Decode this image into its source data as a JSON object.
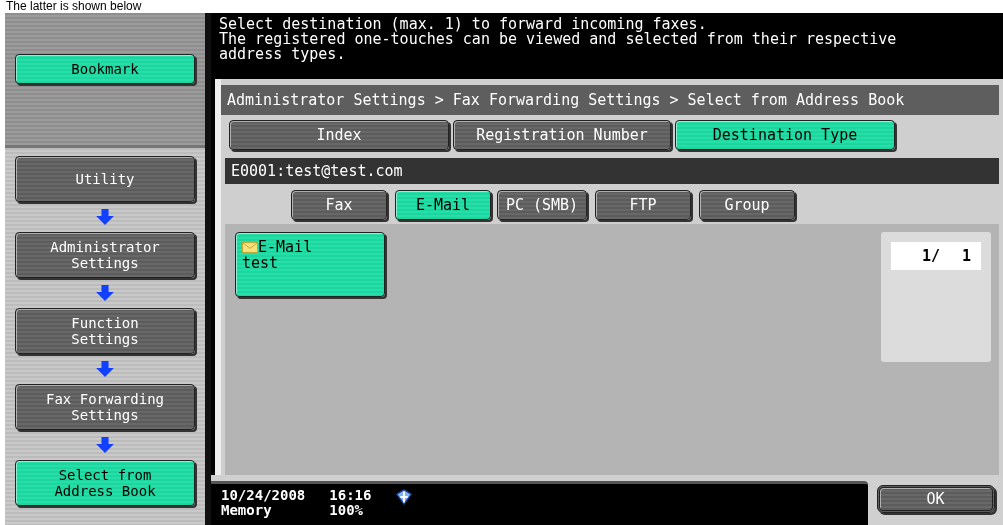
{
  "caption": "The latter is shown below",
  "sidebar": {
    "bookmark": {
      "label": "Bookmark"
    },
    "steps": [
      {
        "label": "Utility",
        "selected": false
      },
      {
        "label": "Administrator\nSettings",
        "selected": false
      },
      {
        "label": "Function\nSettings",
        "selected": false
      },
      {
        "label": "Fax Forwarding\nSettings",
        "selected": false
      },
      {
        "label": "Select from\nAddress Book",
        "selected": true
      }
    ]
  },
  "message": "Select destination (max. 1) to forward incoming faxes.\nThe registered one-touches can be viewed and selected from their respective\naddress types.",
  "breadcrumb": "Administrator Settings > Fax Forwarding Settings > Select from Address Book",
  "tabs": [
    {
      "label": "Index",
      "selected": false
    },
    {
      "label": "Registration Number",
      "selected": false
    },
    {
      "label": "Destination Type",
      "selected": true
    }
  ],
  "selection": "E0001:test@test.com",
  "type_filters": [
    {
      "label": "Fax",
      "selected": false
    },
    {
      "label": "E-Mail",
      "selected": true
    },
    {
      "label": "PC (SMB)",
      "selected": false
    },
    {
      "label": "FTP",
      "selected": false
    },
    {
      "label": "Group",
      "selected": false
    }
  ],
  "destinations": [
    {
      "type": "E-Mail",
      "name": "test",
      "selected": true
    }
  ],
  "page_counter": {
    "current": "1/",
    "total": "1"
  },
  "status_bar": {
    "date": "10/24/2008",
    "time": "16:16",
    "memory_label": "Memory",
    "memory_value": "100%"
  },
  "ok_button": "OK"
}
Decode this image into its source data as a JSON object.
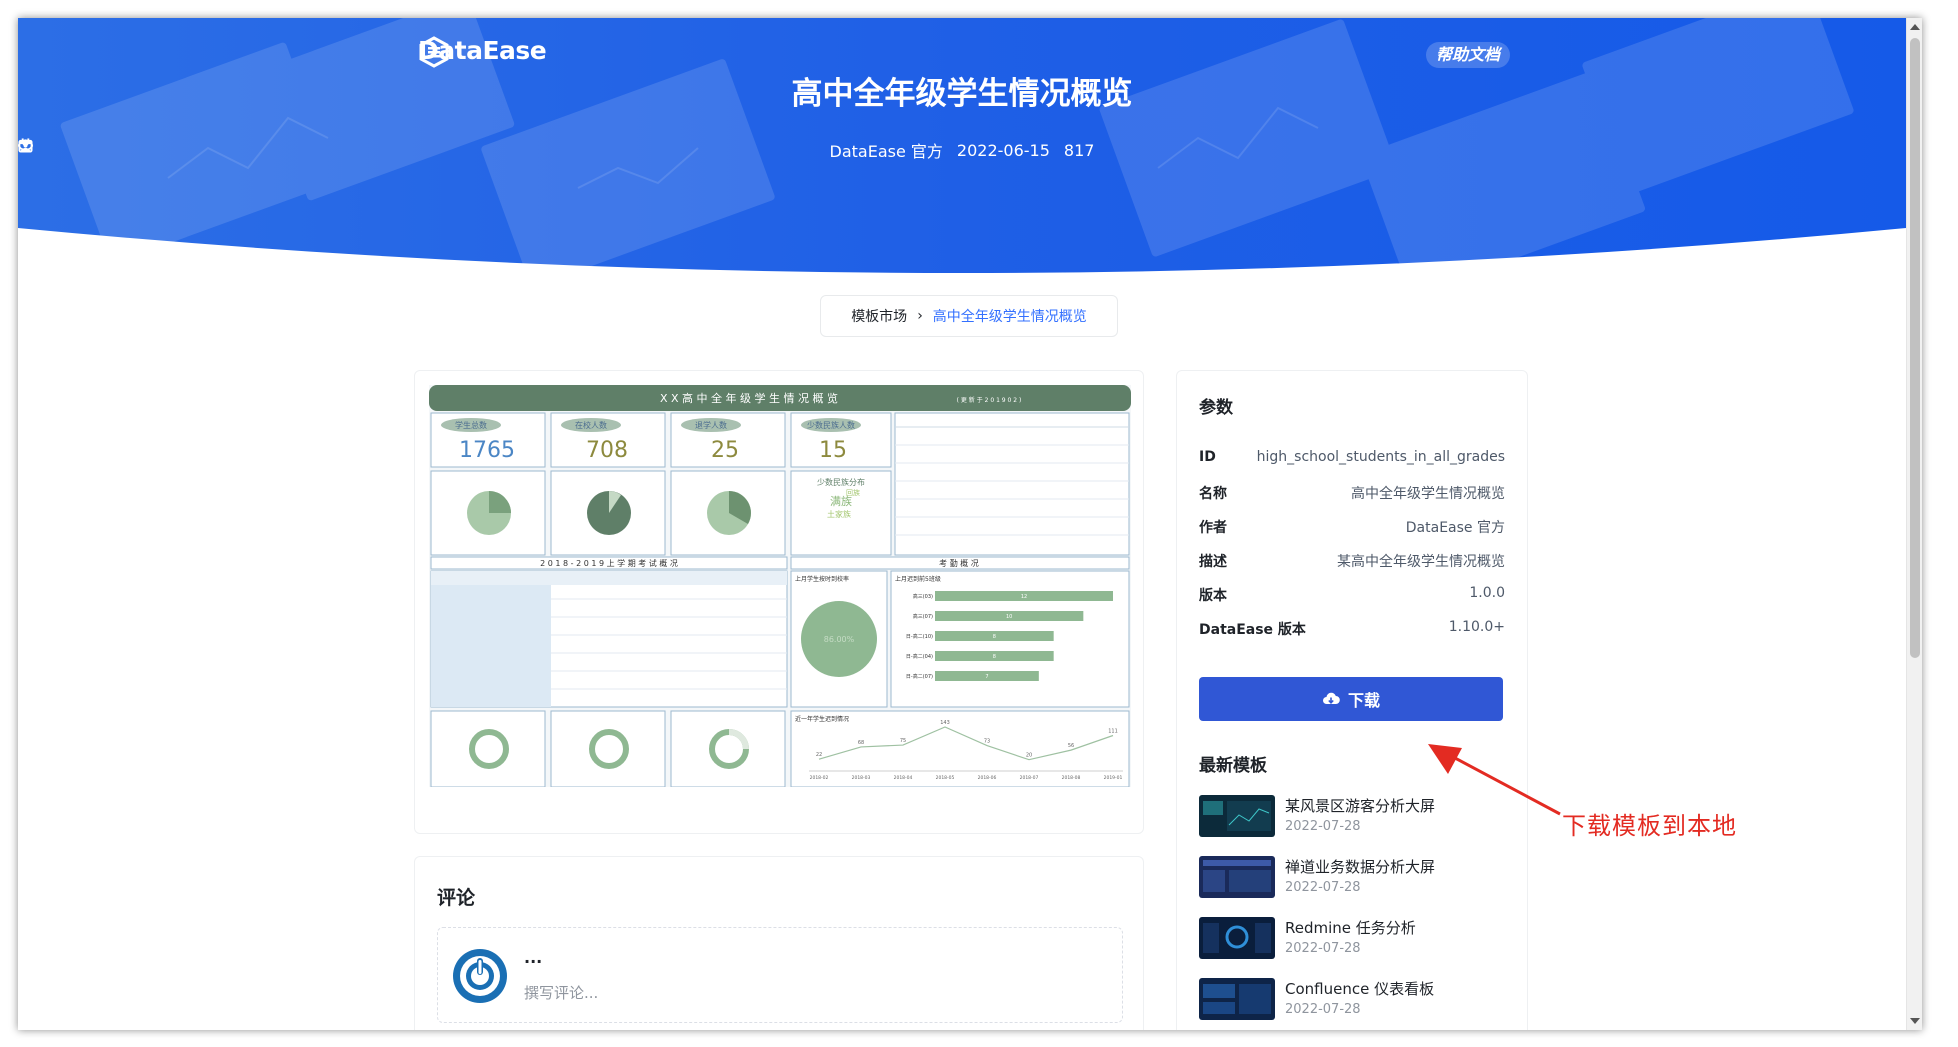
{
  "header": {
    "logo_text": "DataEase",
    "help_link": "帮助文档",
    "title": "高中全年级学生情况概览",
    "author": "DataEase 官方",
    "date": "2022-06-15",
    "views": "817"
  },
  "breadcrumb": {
    "home": "模板市场",
    "separator": "›",
    "current": "高中全年级学生情况概览"
  },
  "preview": {
    "dashboard_title": "X X 高 中 全 年 级 学 生 情 况 概 览",
    "update_note": "( 更 新 于 2 0 1 9 0 2 )",
    "kpis": [
      {
        "label": "学生总数",
        "value": "1765"
      },
      {
        "label": "在校人数",
        "value": "708"
      },
      {
        "label": "退学人数",
        "value": "25"
      },
      {
        "label": "少数民族人数",
        "value": "15"
      }
    ],
    "ethnic_title": "少数民族分布",
    "exam_title": "2 0 1 8 - 2 0 1 9 上 学 期 考 试 概 况",
    "attendance_title": "考 勤 概 况",
    "trend_title": "近一年学生迟到情况",
    "late_rank_title": "上月迟到前5班级",
    "ontime_title": "上月学生按时到校率",
    "ontime_value": "86.00%",
    "trend_values": [
      "22",
      "68",
      "75",
      "143",
      "73",
      "20",
      "56",
      "111"
    ],
    "trend_months": [
      "2018-02",
      "2018-03",
      "2018-04",
      "2018-05",
      "2018-06",
      "2018-07",
      "2018-08",
      "2019-01"
    ],
    "bar_labels": [
      "高三(03)",
      "高三(07)",
      "日-高二(10)",
      "日-高二(04)",
      "日-高二(07)"
    ],
    "bar_values": [
      "12",
      "10",
      "8",
      "8",
      "7"
    ]
  },
  "comments": {
    "title": "评论",
    "user": "...",
    "placeholder": "撰写评论..."
  },
  "params": {
    "title": "参数",
    "rows": [
      {
        "key": "ID",
        "value": "high_school_students_in_all_grades"
      },
      {
        "key": "名称",
        "value": "高中全年级学生情况概览"
      },
      {
        "key": "作者",
        "value": "DataEase 官方"
      },
      {
        "key": "描述",
        "value": "某高中全年级学生情况概览"
      },
      {
        "key": "版本",
        "value": "1.0.0"
      },
      {
        "key": "DataEase 版本",
        "value": "1.10.0+"
      }
    ],
    "download_label": "下载"
  },
  "latest": {
    "title": "最新模板",
    "items": [
      {
        "name": "某风景区游客分析大屏",
        "date": "2022-07-28"
      },
      {
        "name": "禅道业务数据分析大屏",
        "date": "2022-07-28"
      },
      {
        "name": "Redmine 任务分析",
        "date": "2022-07-28"
      },
      {
        "name": "Confluence 仪表看板",
        "date": "2022-07-28"
      }
    ]
  },
  "annotation": {
    "text": "下载模板到本地"
  },
  "colors": {
    "banner_blue": "#1e63e9",
    "download_button": "#3057d5",
    "link_blue": "#3370ff",
    "annotation_red": "#e32b22",
    "dashboard_green": "#5f7f68"
  }
}
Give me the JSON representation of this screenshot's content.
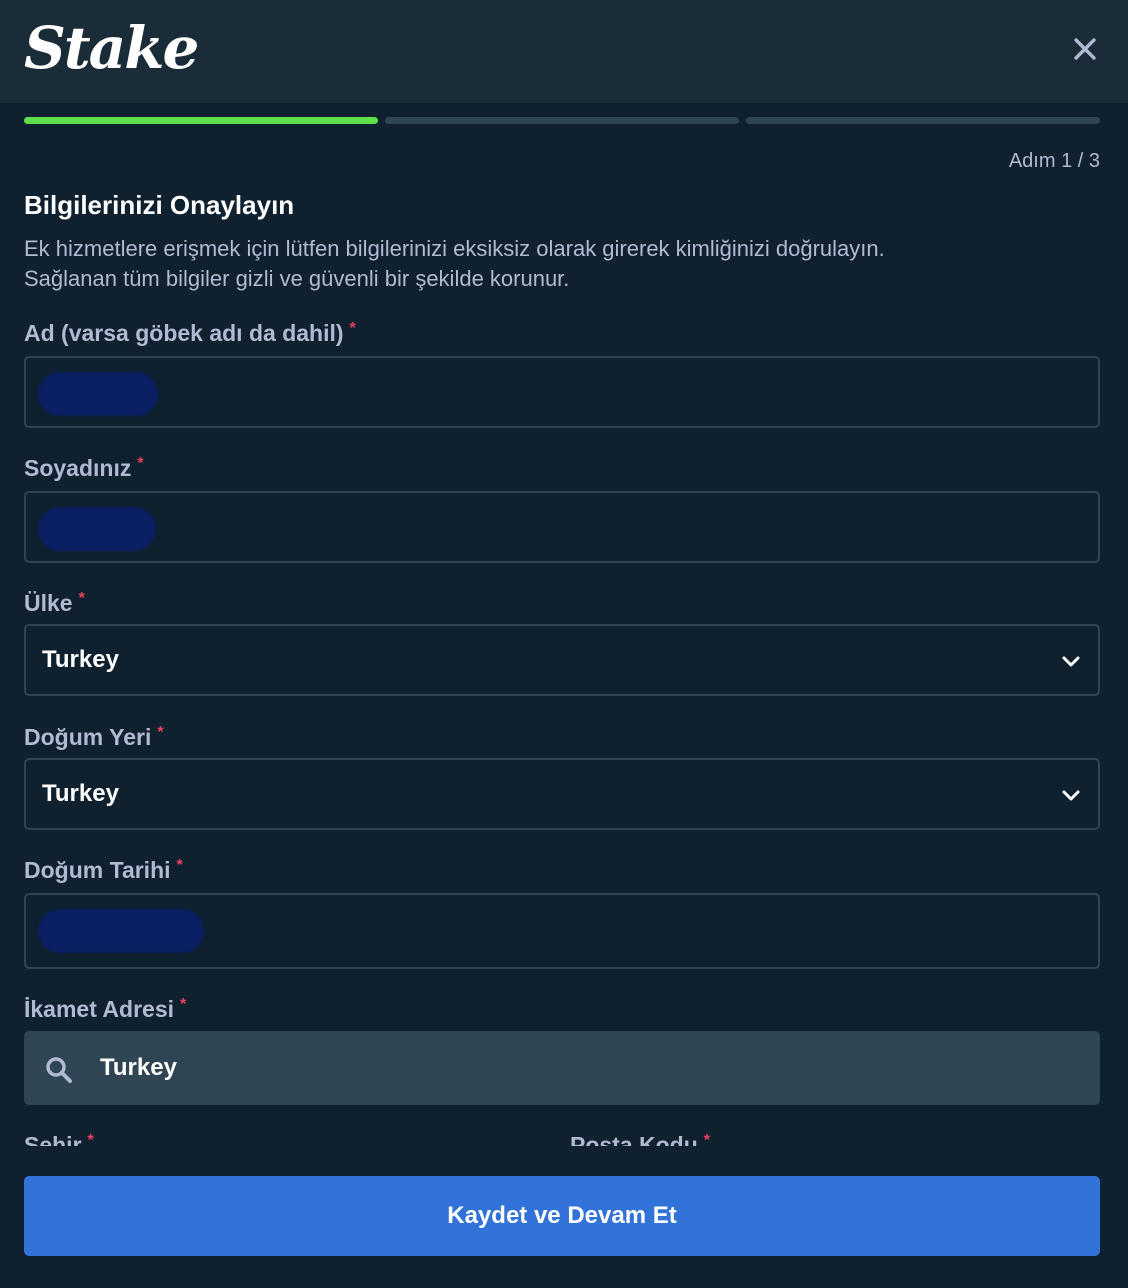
{
  "header": {
    "logo_text": "Stake",
    "close_icon": "close-icon"
  },
  "progress": {
    "current_step": 1,
    "total_steps": 3,
    "step_label": "Adım 1 / 3"
  },
  "form": {
    "title": "Bilgilerinizi Onaylayın",
    "description_line1": "Ek hizmetlere erişmek için lütfen bilgilerinizi eksiksiz olarak girerek kimliğinizi doğrulayın.",
    "description_line2": "Sağlanan tüm bilgiler gizli ve güvenli bir şekilde korunur.",
    "required_mark": "*",
    "first_name": {
      "label": "Ad (varsa göbek adı da dahil)",
      "value": ""
    },
    "last_name": {
      "label": "Soyadınız",
      "value": ""
    },
    "country": {
      "label": "Ülke",
      "value": "Turkey"
    },
    "birth_place": {
      "label": "Doğum Yeri",
      "value": "Turkey"
    },
    "birth_date": {
      "label": "Doğum Tarihi",
      "value": ""
    },
    "address": {
      "label": "İkamet Adresi",
      "value": "Turkey",
      "icon": "search-icon"
    },
    "city": {
      "label": "Şehir"
    },
    "postal_code": {
      "label": "Posta Kodu"
    },
    "submit_label": "Kaydet ve Devam Et"
  },
  "colors": {
    "progress_active": "#5ee04d",
    "progress_inactive": "#2f4553",
    "required": "#ed4163",
    "primary_button": "#3273d9",
    "redaction": "#0a1f64"
  }
}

EXERCISE INSTRUCTIONS: Repeat every record above exactly, but leave out any pictures.

RESULT OF THE EXERCISE:
Decode this image into its source data as a JSON object.
{
  "caption": "The latter is shown below",
  "sidebar": {
    "bookmark": {
      "label": "Bookmark"
    },
    "steps": [
      {
        "label": "Utility",
        "selected": false
      },
      {
        "label": "Administrator\nSettings",
        "selected": false
      },
      {
        "label": "Function\nSettings",
        "selected": false
      },
      {
        "label": "Fax Forwarding\nSettings",
        "selected": false
      },
      {
        "label": "Select from\nAddress Book",
        "selected": true
      }
    ]
  },
  "message": "Select destination (max. 1) to forward incoming faxes.\nThe registered one-touches can be viewed and selected from their respective\naddress types.",
  "breadcrumb": "Administrator Settings > Fax Forwarding Settings > Select from Address Book",
  "tabs": [
    {
      "label": "Index",
      "selected": false
    },
    {
      "label": "Registration Number",
      "selected": false
    },
    {
      "label": "Destination Type",
      "selected": true
    }
  ],
  "selection": "E0001:test@test.com",
  "type_filters": [
    {
      "label": "Fax",
      "selected": false
    },
    {
      "label": "E-Mail",
      "selected": true
    },
    {
      "label": "PC (SMB)",
      "selected": false
    },
    {
      "label": "FTP",
      "selected": false
    },
    {
      "label": "Group",
      "selected": false
    }
  ],
  "destinations": [
    {
      "type": "E-Mail",
      "name": "test",
      "selected": true
    }
  ],
  "page_counter": {
    "current": "1/",
    "total": "1"
  },
  "status_bar": {
    "date": "10/24/2008",
    "time": "16:16",
    "memory_label": "Memory",
    "memory_value": "100%"
  },
  "ok_button": "OK"
}
Decode this image into its source data as a JSON object.
{
  "header": {
    "logo_text": "DataEase",
    "help_link": "帮助文档",
    "title": "高中全年级学生情况概览",
    "author": "DataEase 官方",
    "date": "2022-06-15",
    "views": "817"
  },
  "breadcrumb": {
    "home": "模板市场",
    "separator": "›",
    "current": "高中全年级学生情况概览"
  },
  "preview": {
    "dashboard_title": "X X 高 中 全 年 级 学 生 情 况 概 览",
    "update_note": "( 更 新 于 2 0 1 9 0 2 )",
    "kpis": [
      {
        "label": "学生总数",
        "value": "1765"
      },
      {
        "label": "在校人数",
        "value": "708"
      },
      {
        "label": "退学人数",
        "value": "25"
      },
      {
        "label": "少数民族人数",
        "value": "15"
      }
    ],
    "ethnic_title": "少数民族分布",
    "exam_title": "2 0 1 8 - 2 0 1 9 上 学 期 考 试 概 况",
    "attendance_title": "考 勤 概 况",
    "trend_title": "近一年学生迟到情况",
    "late_rank_title": "上月迟到前5班级",
    "ontime_title": "上月学生按时到校率",
    "ontime_value": "86.00%",
    "trend_values": [
      "22",
      "68",
      "75",
      "143",
      "73",
      "20",
      "56",
      "111"
    ],
    "trend_months": [
      "2018-02",
      "2018-03",
      "2018-04",
      "2018-05",
      "2018-06",
      "2018-07",
      "2018-08",
      "2019-01"
    ],
    "bar_labels": [
      "高三(03)",
      "高三(07)",
      "日-高二(10)",
      "日-高二(04)",
      "日-高二(07)"
    ],
    "bar_values": [
      "12",
      "10",
      "8",
      "8",
      "7"
    ]
  },
  "comments": {
    "title": "评论",
    "user": "...",
    "placeholder": "撰写评论..."
  },
  "params": {
    "title": "参数",
    "rows": [
      {
        "key": "ID",
        "value": "high_school_students_in_all_grades"
      },
      {
        "key": "名称",
        "value": "高中全年级学生情况概览"
      },
      {
        "key": "作者",
        "value": "DataEase 官方"
      },
      {
        "key": "描述",
        "value": "某高中全年级学生情况概览"
      },
      {
        "key": "版本",
        "value": "1.0.0"
      },
      {
        "key": "DataEase 版本",
        "value": "1.10.0+"
      }
    ],
    "download_label": "下载"
  },
  "latest": {
    "title": "最新模板",
    "items": [
      {
        "name": "某风景区游客分析大屏",
        "date": "2022-07-28"
      },
      {
        "name": "禅道业务数据分析大屏",
        "date": "2022-07-28"
      },
      {
        "name": "Redmine 任务分析",
        "date": "2022-07-28"
      },
      {
        "name": "Confluence 仪表看板",
        "date": "2022-07-28"
      }
    ]
  },
  "annotation": {
    "text": "下载模板到本地"
  },
  "colors": {
    "banner_blue": "#1e63e9",
    "download_button": "#3057d5",
    "link_blue": "#3370ff",
    "annotation_red": "#e32b22",
    "dashboard_green": "#5f7f68"
  }
}
Give me the JSON representation of this screenshot's content.
{
  "header": {
    "logo_text": "Stake",
    "close_icon": "close-icon"
  },
  "progress": {
    "current_step": 1,
    "total_steps": 3,
    "step_label": "Adım 1 / 3"
  },
  "form": {
    "title": "Bilgilerinizi Onaylayın",
    "description_line1": "Ek hizmetlere erişmek için lütfen bilgilerinizi eksiksiz olarak girerek kimliğinizi doğrulayın.",
    "description_line2": "Sağlanan tüm bilgiler gizli ve güvenli bir şekilde korunur.",
    "required_mark": "*",
    "first_name": {
      "label": "Ad (varsa göbek adı da dahil)",
      "value": ""
    },
    "last_name": {
      "label": "Soyadınız",
      "value": ""
    },
    "country": {
      "label": "Ülke",
      "value": "Turkey"
    },
    "birth_place": {
      "label": "Doğum Yeri",
      "value": "Turkey"
    },
    "birth_date": {
      "label": "Doğum Tarihi",
      "value": ""
    },
    "address": {
      "label": "İkamet Adresi",
      "value": "Turkey",
      "icon": "search-icon"
    },
    "city": {
      "label": "Şehir"
    },
    "postal_code": {
      "label": "Posta Kodu"
    },
    "submit_label": "Kaydet ve Devam Et"
  },
  "colors": {
    "progress_active": "#5ee04d",
    "progress_inactive": "#2f4553",
    "required": "#ed4163",
    "primary_button": "#3273d9",
    "redaction": "#0a1f64"
  }
}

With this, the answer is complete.